• WRITTEN PROBLEM: Repeat every entry word for word, skipping the pictures.

• PROVIDED RECORDS:

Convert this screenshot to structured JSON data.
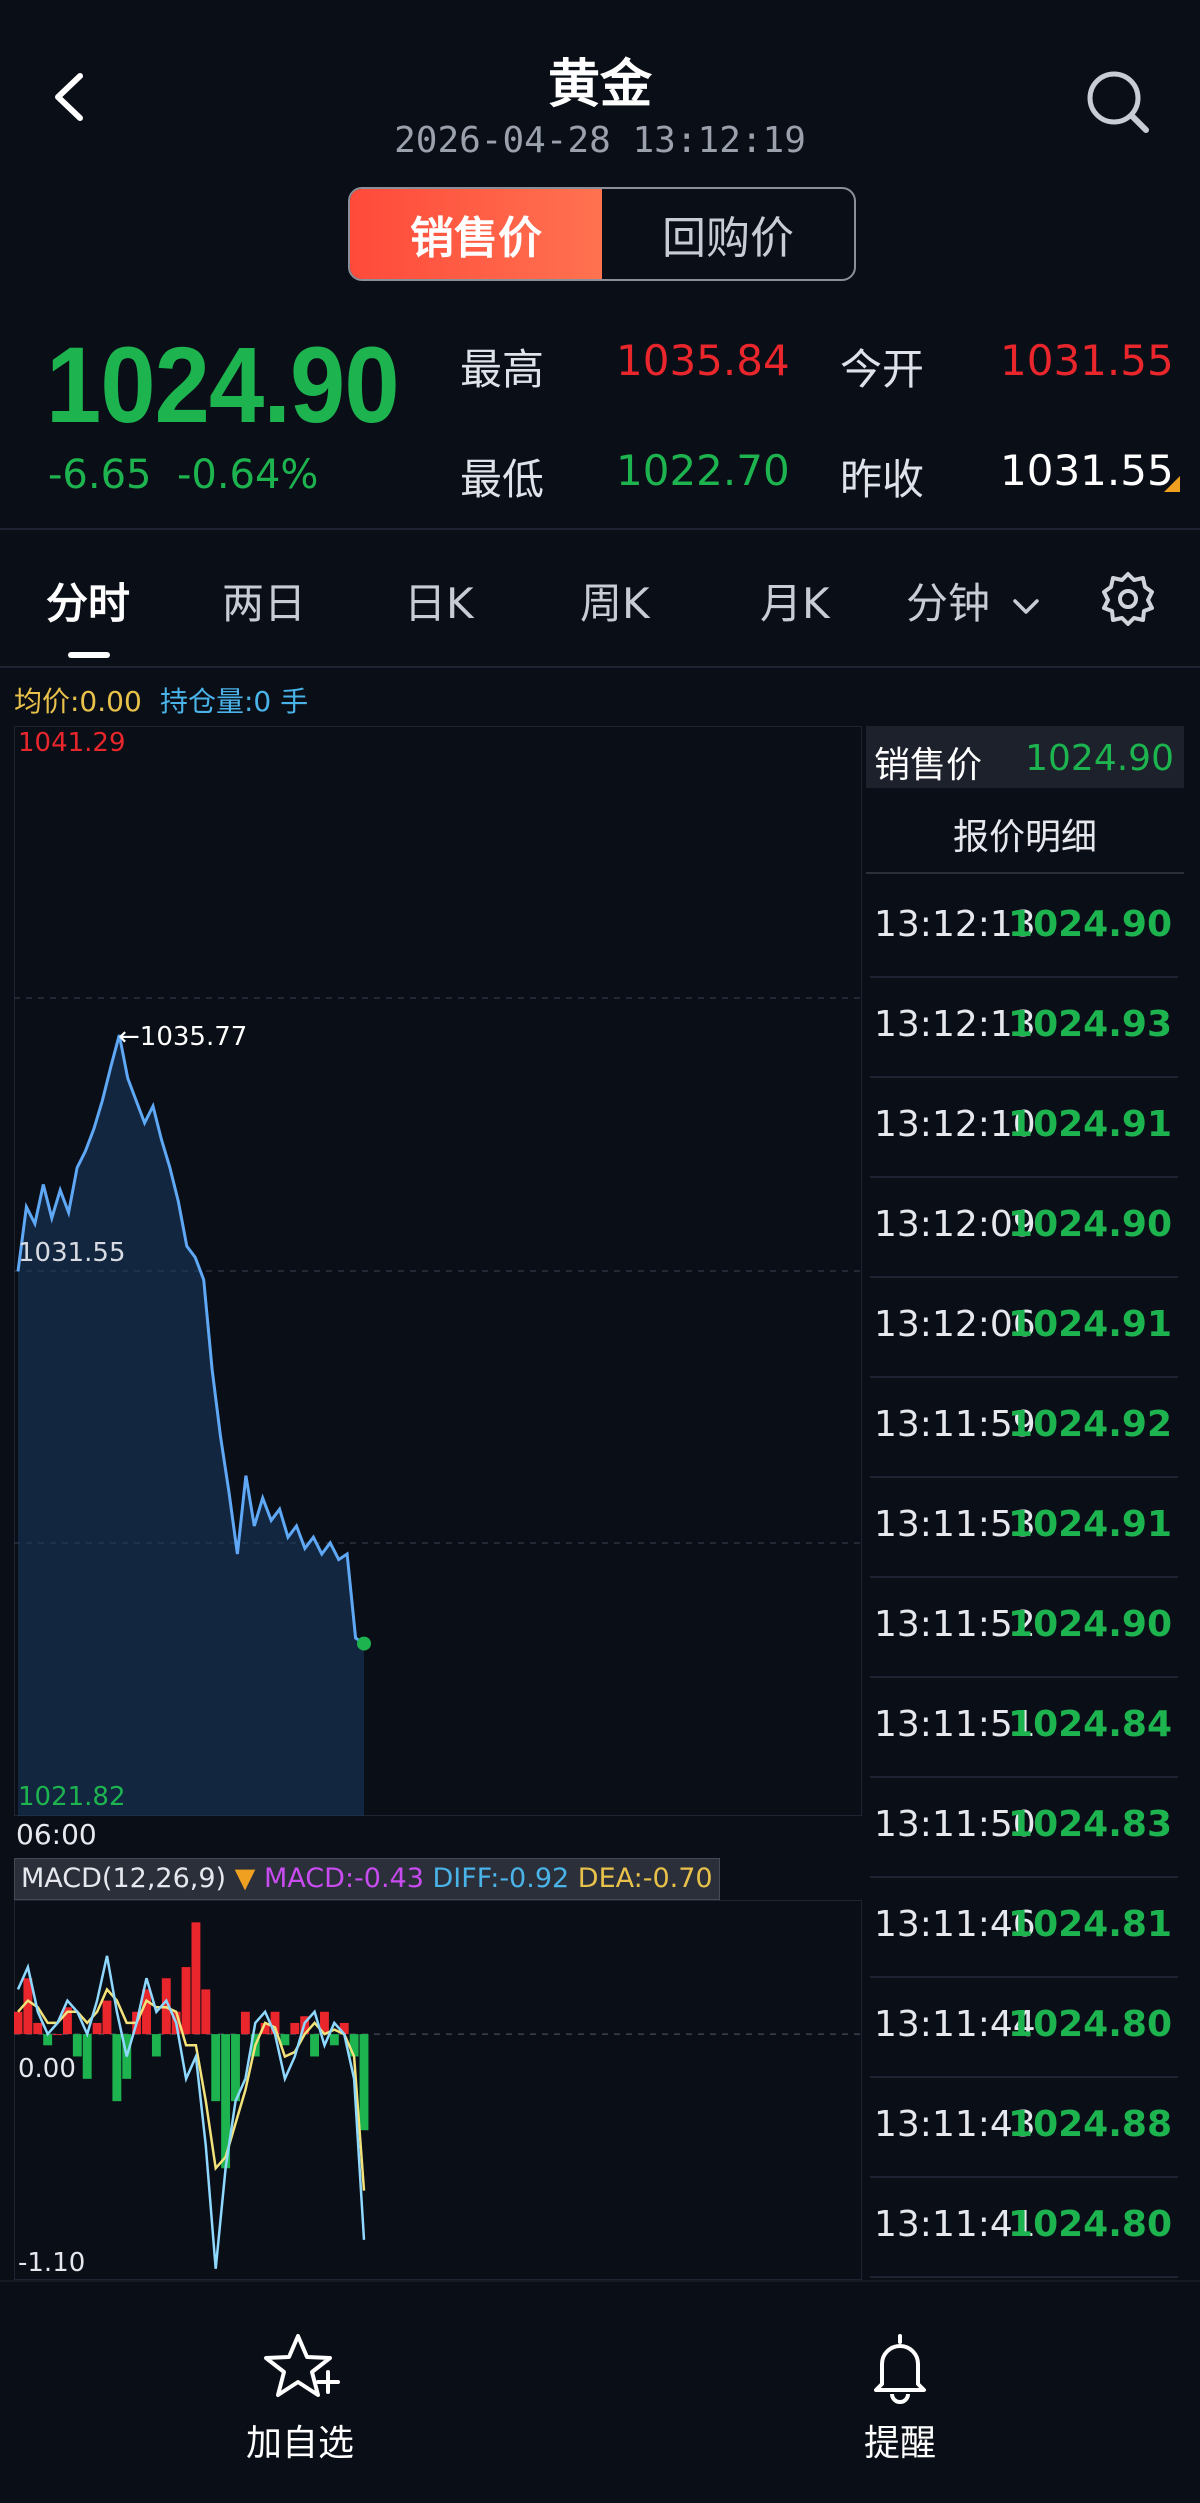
{
  "header": {
    "title": "黄金",
    "datetime": "2026-04-28 13:12:19",
    "segments": [
      "销售价",
      "回购价"
    ]
  },
  "quote": {
    "price": "1024.90",
    "change": "-6.65",
    "change_pct": "-0.64%",
    "high_label": "最高",
    "high": "1035.84",
    "open_label": "今开",
    "open": "1031.55",
    "low_label": "最低",
    "low": "1022.70",
    "prev_label": "昨收",
    "prev": "1031.55"
  },
  "tabs": [
    "分时",
    "两日",
    "日K",
    "周K",
    "月K",
    "分钟"
  ],
  "chart_stats": {
    "avg": "均价:0.00",
    "holding": "持仓量:0 手"
  },
  "chart_data": [
    {
      "type": "line",
      "max_label": "1041.29",
      "prev_close_label": "1031.55",
      "min_label": "1021.82",
      "peak_annotation": "←1035.77",
      "time_label": "06:00",
      "ylim": [
        1021.82,
        1041.29
      ],
      "y": [
        1031.55,
        1032.7,
        1032.4,
        1033.1,
        1032.5,
        1033.0,
        1032.6,
        1033.4,
        1033.7,
        1034.1,
        1034.6,
        1035.2,
        1035.77,
        1035.0,
        1034.6,
        1034.2,
        1034.5,
        1033.9,
        1033.4,
        1032.8,
        1032.0,
        1031.8,
        1031.4,
        1029.8,
        1028.6,
        1027.6,
        1026.5,
        1027.9,
        1027.0,
        1027.5,
        1027.1,
        1027.3,
        1026.8,
        1027.0,
        1026.6,
        1026.8,
        1026.5,
        1026.7,
        1026.4,
        1026.5,
        1025.0,
        1024.9
      ]
    },
    {
      "type": "line",
      "title": "MACD(12,26,9)",
      "macd_label": "MACD:-0.43",
      "diff_label": "DIFF:-0.92",
      "dea_label": "DEA:-0.70",
      "zero_label": "0.00",
      "min_label": "-1.10",
      "ylim": [
        -1.1,
        0.6
      ],
      "macd": [
        0.1,
        0.25,
        0.05,
        -0.05,
        0.0,
        0.12,
        -0.1,
        -0.2,
        0.05,
        0.15,
        -0.3,
        -0.2,
        0.1,
        0.2,
        -0.1,
        0.25,
        0.1,
        0.3,
        0.5,
        0.2,
        -0.3,
        -0.6,
        -0.3,
        0.1,
        -0.1,
        0.05,
        0.1,
        -0.05,
        0.05,
        0.08,
        -0.1,
        0.1,
        -0.05,
        0.05,
        -0.1,
        -0.43
      ],
      "diff": [
        0.2,
        0.3,
        0.1,
        0.0,
        0.05,
        0.15,
        0.1,
        0.0,
        0.15,
        0.35,
        0.1,
        -0.1,
        0.05,
        0.25,
        0.1,
        0.15,
        0.05,
        -0.2,
        -0.1,
        -0.5,
        -1.05,
        -0.6,
        -0.3,
        -0.2,
        0.05,
        0.1,
        0.0,
        -0.2,
        -0.1,
        0.05,
        0.1,
        -0.05,
        0.05,
        0.0,
        -0.2,
        -0.92
      ],
      "dea": [
        0.1,
        0.15,
        0.12,
        0.05,
        0.05,
        0.1,
        0.1,
        0.05,
        0.1,
        0.2,
        0.15,
        0.05,
        0.05,
        0.15,
        0.12,
        0.12,
        0.1,
        -0.05,
        -0.05,
        -0.3,
        -0.6,
        -0.55,
        -0.4,
        -0.25,
        -0.05,
        0.05,
        0.03,
        -0.1,
        -0.08,
        0.0,
        0.05,
        0.0,
        0.02,
        0.0,
        -0.1,
        -0.7
      ]
    }
  ],
  "ticks": {
    "title_label": "销售价",
    "title_value": "1024.90",
    "subtitle": "报价明细",
    "rows": [
      {
        "time": "13:12:13",
        "price": "1024.90"
      },
      {
        "time": "13:12:13",
        "price": "1024.93"
      },
      {
        "time": "13:12:10",
        "price": "1024.91"
      },
      {
        "time": "13:12:09",
        "price": "1024.90"
      },
      {
        "time": "13:12:06",
        "price": "1024.91"
      },
      {
        "time": "13:11:59",
        "price": "1024.92"
      },
      {
        "time": "13:11:53",
        "price": "1024.91"
      },
      {
        "time": "13:11:52",
        "price": "1024.90"
      },
      {
        "time": "13:11:51",
        "price": "1024.84"
      },
      {
        "time": "13:11:50",
        "price": "1024.83"
      },
      {
        "time": "13:11:46",
        "price": "1024.81"
      },
      {
        "time": "13:11:44",
        "price": "1024.80"
      },
      {
        "time": "13:11:43",
        "price": "1024.88"
      },
      {
        "time": "13:11:41",
        "price": "1024.80"
      }
    ]
  },
  "bottom": {
    "watch_label": "加自选",
    "alert_label": "提醒"
  },
  "colors": {
    "up": "#e8262b",
    "down": "#1db34f",
    "line": "#5fa8f5",
    "accent": "#ff5a3d"
  }
}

• SOLUTION FOR THIS TASK:
Convert this screenshot to structured JSON data.
{
  "header": {
    "title": "黄金",
    "datetime": "2026-04-28 13:12:19",
    "segments": [
      "销售价",
      "回购价"
    ]
  },
  "quote": {
    "price": "1024.90",
    "change": "-6.65",
    "change_pct": "-0.64%",
    "high_label": "最高",
    "high": "1035.84",
    "open_label": "今开",
    "open": "1031.55",
    "low_label": "最低",
    "low": "1022.70",
    "prev_label": "昨收",
    "prev": "1031.55"
  },
  "tabs": [
    "分时",
    "两日",
    "日K",
    "周K",
    "月K",
    "分钟"
  ],
  "chart_stats": {
    "avg": "均价:0.00",
    "holding": "持仓量:0 手"
  },
  "chart_data": [
    {
      "type": "line",
      "max_label": "1041.29",
      "prev_close_label": "1031.55",
      "min_label": "1021.82",
      "peak_annotation": "←1035.77",
      "time_label": "06:00",
      "ylim": [
        1021.82,
        1041.29
      ],
      "y": [
        1031.55,
        1032.7,
        1032.4,
        1033.1,
        1032.5,
        1033.0,
        1032.6,
        1033.4,
        1033.7,
        1034.1,
        1034.6,
        1035.2,
        1035.77,
        1035.0,
        1034.6,
        1034.2,
        1034.5,
        1033.9,
        1033.4,
        1032.8,
        1032.0,
        1031.8,
        1031.4,
        1029.8,
        1028.6,
        1027.6,
        1026.5,
        1027.9,
        1027.0,
        1027.5,
        1027.1,
        1027.3,
        1026.8,
        1027.0,
        1026.6,
        1026.8,
        1026.5,
        1026.7,
        1026.4,
        1026.5,
        1025.0,
        1024.9
      ]
    },
    {
      "type": "line",
      "title": "MACD(12,26,9)",
      "macd_label": "MACD:-0.43",
      "diff_label": "DIFF:-0.92",
      "dea_label": "DEA:-0.70",
      "zero_label": "0.00",
      "min_label": "-1.10",
      "ylim": [
        -1.1,
        0.6
      ],
      "macd": [
        0.1,
        0.25,
        0.05,
        -0.05,
        0.0,
        0.12,
        -0.1,
        -0.2,
        0.05,
        0.15,
        -0.3,
        -0.2,
        0.1,
        0.2,
        -0.1,
        0.25,
        0.1,
        0.3,
        0.5,
        0.2,
        -0.3,
        -0.6,
        -0.3,
        0.1,
        -0.1,
        0.05,
        0.1,
        -0.05,
        0.05,
        0.08,
        -0.1,
        0.1,
        -0.05,
        0.05,
        -0.1,
        -0.43
      ],
      "diff": [
        0.2,
        0.3,
        0.1,
        0.0,
        0.05,
        0.15,
        0.1,
        0.0,
        0.15,
        0.35,
        0.1,
        -0.1,
        0.05,
        0.25,
        0.1,
        0.15,
        0.05,
        -0.2,
        -0.1,
        -0.5,
        -1.05,
        -0.6,
        -0.3,
        -0.2,
        0.05,
        0.1,
        0.0,
        -0.2,
        -0.1,
        0.05,
        0.1,
        -0.05,
        0.05,
        0.0,
        -0.2,
        -0.92
      ],
      "dea": [
        0.1,
        0.15,
        0.12,
        0.05,
        0.05,
        0.1,
        0.1,
        0.05,
        0.1,
        0.2,
        0.15,
        0.05,
        0.05,
        0.15,
        0.12,
        0.12,
        0.1,
        -0.05,
        -0.05,
        -0.3,
        -0.6,
        -0.55,
        -0.4,
        -0.25,
        -0.05,
        0.05,
        0.03,
        -0.1,
        -0.08,
        0.0,
        0.05,
        0.0,
        0.02,
        0.0,
        -0.1,
        -0.7
      ]
    }
  ],
  "ticks": {
    "title_label": "销售价",
    "title_value": "1024.90",
    "subtitle": "报价明细",
    "rows": [
      {
        "time": "13:12:13",
        "price": "1024.90"
      },
      {
        "time": "13:12:13",
        "price": "1024.93"
      },
      {
        "time": "13:12:10",
        "price": "1024.91"
      },
      {
        "time": "13:12:09",
        "price": "1024.90"
      },
      {
        "time": "13:12:06",
        "price": "1024.91"
      },
      {
        "time": "13:11:59",
        "price": "1024.92"
      },
      {
        "time": "13:11:53",
        "price": "1024.91"
      },
      {
        "time": "13:11:52",
        "price": "1024.90"
      },
      {
        "time": "13:11:51",
        "price": "1024.84"
      },
      {
        "time": "13:11:50",
        "price": "1024.83"
      },
      {
        "time": "13:11:46",
        "price": "1024.81"
      },
      {
        "time": "13:11:44",
        "price": "1024.80"
      },
      {
        "time": "13:11:43",
        "price": "1024.88"
      },
      {
        "time": "13:11:41",
        "price": "1024.80"
      }
    ]
  },
  "bottom": {
    "watch_label": "加自选",
    "alert_label": "提醒"
  },
  "colors": {
    "up": "#e8262b",
    "down": "#1db34f",
    "line": "#5fa8f5",
    "accent": "#ff5a3d"
  }
}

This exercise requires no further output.